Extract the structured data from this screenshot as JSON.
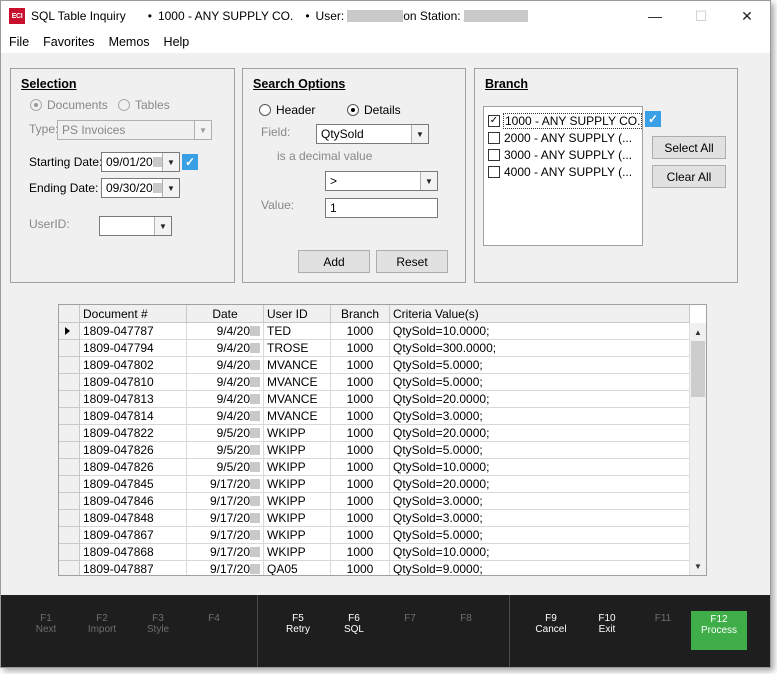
{
  "titlebar": {
    "logo": "ECI",
    "title": "SQL Table Inquiry",
    "bullet": "•",
    "company": "1000 - ANY SUPPLY CO.",
    "user_label": "User:",
    "station_label": "on Station:",
    "minimize": "—",
    "maximize": "☐",
    "close": "✕"
  },
  "menu": [
    "File",
    "Favorites",
    "Memos",
    "Help"
  ],
  "selection": {
    "title": "Selection",
    "documents_label": "Documents",
    "tables_label": "Tables",
    "selected": "Documents",
    "type_label": "Type:",
    "type_value": "PS Invoices",
    "starting_date_label": "Starting Date:",
    "starting_date": "09/01/20",
    "ending_date_label": "Ending Date:",
    "ending_date": "09/30/20",
    "userid_label": "UserID:",
    "userid_value": ""
  },
  "search_options": {
    "title": "Search Options",
    "header_label": "Header",
    "details_label": "Details",
    "selected": "Details",
    "field_label": "Field:",
    "field_value": "QtySold",
    "field_note": "is a decimal value",
    "operator": ">",
    "value_label": "Value:",
    "value": "1",
    "add_label": "Add",
    "reset_label": "Reset"
  },
  "branch": {
    "title": "Branch",
    "items": [
      {
        "label": "1000 - ANY SUPPLY CO.",
        "checked": true
      },
      {
        "label": "2000 - ANY SUPPLY (...",
        "checked": false
      },
      {
        "label": "3000 - ANY SUPPLY (...",
        "checked": false
      },
      {
        "label": "4000 - ANY SUPPLY (...",
        "checked": false
      }
    ],
    "select_all_label": "Select All",
    "clear_all_label": "Clear All"
  },
  "grid": {
    "columns": [
      "Document #",
      "Date",
      "User ID",
      "Branch",
      "Criteria Value(s)"
    ],
    "rows": [
      {
        "doc": "1809-047787",
        "date": "9/4/20",
        "user": "TED",
        "branch": "1000",
        "criteria": "QtySold=10.0000;"
      },
      {
        "doc": "1809-047794",
        "date": "9/4/20",
        "user": "TROSE",
        "branch": "1000",
        "criteria": "QtySold=300.0000;"
      },
      {
        "doc": "1809-047802",
        "date": "9/4/20",
        "user": "MVANCE",
        "branch": "1000",
        "criteria": "QtySold=5.0000;"
      },
      {
        "doc": "1809-047810",
        "date": "9/4/20",
        "user": "MVANCE",
        "branch": "1000",
        "criteria": "QtySold=5.0000;"
      },
      {
        "doc": "1809-047813",
        "date": "9/4/20",
        "user": "MVANCE",
        "branch": "1000",
        "criteria": "QtySold=20.0000;"
      },
      {
        "doc": "1809-047814",
        "date": "9/4/20",
        "user": "MVANCE",
        "branch": "1000",
        "criteria": "QtySold=3.0000;"
      },
      {
        "doc": "1809-047822",
        "date": "9/5/20",
        "user": "WKIPP",
        "branch": "1000",
        "criteria": "QtySold=20.0000;"
      },
      {
        "doc": "1809-047826",
        "date": "9/5/20",
        "user": "WKIPP",
        "branch": "1000",
        "criteria": "QtySold=5.0000;"
      },
      {
        "doc": "1809-047826",
        "date": "9/5/20",
        "user": "WKIPP",
        "branch": "1000",
        "criteria": "QtySold=10.0000;"
      },
      {
        "doc": "1809-047845",
        "date": "9/17/20",
        "user": "WKIPP",
        "branch": "1000",
        "criteria": "QtySold=20.0000;"
      },
      {
        "doc": "1809-047846",
        "date": "9/17/20",
        "user": "WKIPP",
        "branch": "1000",
        "criteria": "QtySold=3.0000;"
      },
      {
        "doc": "1809-047848",
        "date": "9/17/20",
        "user": "WKIPP",
        "branch": "1000",
        "criteria": "QtySold=3.0000;"
      },
      {
        "doc": "1809-047867",
        "date": "9/17/20",
        "user": "WKIPP",
        "branch": "1000",
        "criteria": "QtySold=5.0000;"
      },
      {
        "doc": "1809-047868",
        "date": "9/17/20",
        "user": "WKIPP",
        "branch": "1000",
        "criteria": "QtySold=10.0000;"
      },
      {
        "doc": "1809-047887",
        "date": "9/17/20",
        "user": "QA05",
        "branch": "1000",
        "criteria": "QtySold=9.0000;"
      }
    ]
  },
  "function_keys": [
    {
      "key": "F1",
      "label": "Next",
      "enabled": false
    },
    {
      "key": "F2",
      "label": "Import",
      "enabled": false
    },
    {
      "key": "F3",
      "label": "Style",
      "enabled": false
    },
    {
      "key": "F4",
      "label": "",
      "enabled": false
    },
    {
      "key": "F5",
      "label": "Retry",
      "enabled": true
    },
    {
      "key": "F6",
      "label": "SQL",
      "enabled": true
    },
    {
      "key": "F7",
      "label": "",
      "enabled": false
    },
    {
      "key": "F8",
      "label": "",
      "enabled": false
    },
    {
      "key": "F9",
      "label": "Cancel",
      "enabled": true
    },
    {
      "key": "F10",
      "label": "Exit",
      "enabled": true
    },
    {
      "key": "F11",
      "label": "",
      "enabled": false
    },
    {
      "key": "F12",
      "label": "Process",
      "enabled": true
    }
  ],
  "colors": {
    "accent_check": "#3aa0e6",
    "process_button": "#3fae49",
    "fbar_background": "#1e1e1e",
    "logo_red": "#c8102e"
  },
  "icons": {
    "app": "eci-logo-icon",
    "dropdown": "chevron-down-icon",
    "check": "checkmark-icon",
    "row_pointer": "row-pointer-icon"
  }
}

TASK DIRECTIONS :: Return all the entries word for word, but omit any pictures they contain.

ANSWER TO THIS TASK ::
Extract the structured data from this screenshot as JSON.
{
  "titlebar": {
    "logo": "ECI",
    "title": "SQL Table Inquiry",
    "bullet": "•",
    "company": "1000 - ANY SUPPLY CO.",
    "user_label": "User:",
    "station_label": "on Station:",
    "minimize": "—",
    "maximize": "☐",
    "close": "✕"
  },
  "menu": [
    "File",
    "Favorites",
    "Memos",
    "Help"
  ],
  "selection": {
    "title": "Selection",
    "documents_label": "Documents",
    "tables_label": "Tables",
    "selected": "Documents",
    "type_label": "Type:",
    "type_value": "PS Invoices",
    "starting_date_label": "Starting Date:",
    "starting_date": "09/01/20",
    "ending_date_label": "Ending Date:",
    "ending_date": "09/30/20",
    "userid_label": "UserID:",
    "userid_value": ""
  },
  "search_options": {
    "title": "Search Options",
    "header_label": "Header",
    "details_label": "Details",
    "selected": "Details",
    "field_label": "Field:",
    "field_value": "QtySold",
    "field_note": "is a decimal value",
    "operator": ">",
    "value_label": "Value:",
    "value": "1",
    "add_label": "Add",
    "reset_label": "Reset"
  },
  "branch": {
    "title": "Branch",
    "items": [
      {
        "label": "1000 - ANY SUPPLY CO.",
        "checked": true
      },
      {
        "label": "2000 - ANY SUPPLY (...",
        "checked": false
      },
      {
        "label": "3000 - ANY SUPPLY (...",
        "checked": false
      },
      {
        "label": "4000 - ANY SUPPLY (...",
        "checked": false
      }
    ],
    "select_all_label": "Select All",
    "clear_all_label": "Clear All"
  },
  "grid": {
    "columns": [
      "Document #",
      "Date",
      "User ID",
      "Branch",
      "Criteria Value(s)"
    ],
    "rows": [
      {
        "doc": "1809-047787",
        "date": "9/4/20",
        "user": "TED",
        "branch": "1000",
        "criteria": "QtySold=10.0000;"
      },
      {
        "doc": "1809-047794",
        "date": "9/4/20",
        "user": "TROSE",
        "branch": "1000",
        "criteria": "QtySold=300.0000;"
      },
      {
        "doc": "1809-047802",
        "date": "9/4/20",
        "user": "MVANCE",
        "branch": "1000",
        "criteria": "QtySold=5.0000;"
      },
      {
        "doc": "1809-047810",
        "date": "9/4/20",
        "user": "MVANCE",
        "branch": "1000",
        "criteria": "QtySold=5.0000;"
      },
      {
        "doc": "1809-047813",
        "date": "9/4/20",
        "user": "MVANCE",
        "branch": "1000",
        "criteria": "QtySold=20.0000;"
      },
      {
        "doc": "1809-047814",
        "date": "9/4/20",
        "user": "MVANCE",
        "branch": "1000",
        "criteria": "QtySold=3.0000;"
      },
      {
        "doc": "1809-047822",
        "date": "9/5/20",
        "user": "WKIPP",
        "branch": "1000",
        "criteria": "QtySold=20.0000;"
      },
      {
        "doc": "1809-047826",
        "date": "9/5/20",
        "user": "WKIPP",
        "branch": "1000",
        "criteria": "QtySold=5.0000;"
      },
      {
        "doc": "1809-047826",
        "date": "9/5/20",
        "user": "WKIPP",
        "branch": "1000",
        "criteria": "QtySold=10.0000;"
      },
      {
        "doc": "1809-047845",
        "date": "9/17/20",
        "user": "WKIPP",
        "branch": "1000",
        "criteria": "QtySold=20.0000;"
      },
      {
        "doc": "1809-047846",
        "date": "9/17/20",
        "user": "WKIPP",
        "branch": "1000",
        "criteria": "QtySold=3.0000;"
      },
      {
        "doc": "1809-047848",
        "date": "9/17/20",
        "user": "WKIPP",
        "branch": "1000",
        "criteria": "QtySold=3.0000;"
      },
      {
        "doc": "1809-047867",
        "date": "9/17/20",
        "user": "WKIPP",
        "branch": "1000",
        "criteria": "QtySold=5.0000;"
      },
      {
        "doc": "1809-047868",
        "date": "9/17/20",
        "user": "WKIPP",
        "branch": "1000",
        "criteria": "QtySold=10.0000;"
      },
      {
        "doc": "1809-047887",
        "date": "9/17/20",
        "user": "QA05",
        "branch": "1000",
        "criteria": "QtySold=9.0000;"
      }
    ]
  },
  "function_keys": [
    {
      "key": "F1",
      "label": "Next",
      "enabled": false
    },
    {
      "key": "F2",
      "label": "Import",
      "enabled": false
    },
    {
      "key": "F3",
      "label": "Style",
      "enabled": false
    },
    {
      "key": "F4",
      "label": "",
      "enabled": false
    },
    {
      "key": "F5",
      "label": "Retry",
      "enabled": true
    },
    {
      "key": "F6",
      "label": "SQL",
      "enabled": true
    },
    {
      "key": "F7",
      "label": "",
      "enabled": false
    },
    {
      "key": "F8",
      "label": "",
      "enabled": false
    },
    {
      "key": "F9",
      "label": "Cancel",
      "enabled": true
    },
    {
      "key": "F10",
      "label": "Exit",
      "enabled": true
    },
    {
      "key": "F11",
      "label": "",
      "enabled": false
    },
    {
      "key": "F12",
      "label": "Process",
      "enabled": true
    }
  ],
  "colors": {
    "accent_check": "#3aa0e6",
    "process_button": "#3fae49",
    "fbar_background": "#1e1e1e",
    "logo_red": "#c8102e"
  },
  "icons": {
    "app": "eci-logo-icon",
    "dropdown": "chevron-down-icon",
    "check": "checkmark-icon",
    "row_pointer": "row-pointer-icon"
  }
}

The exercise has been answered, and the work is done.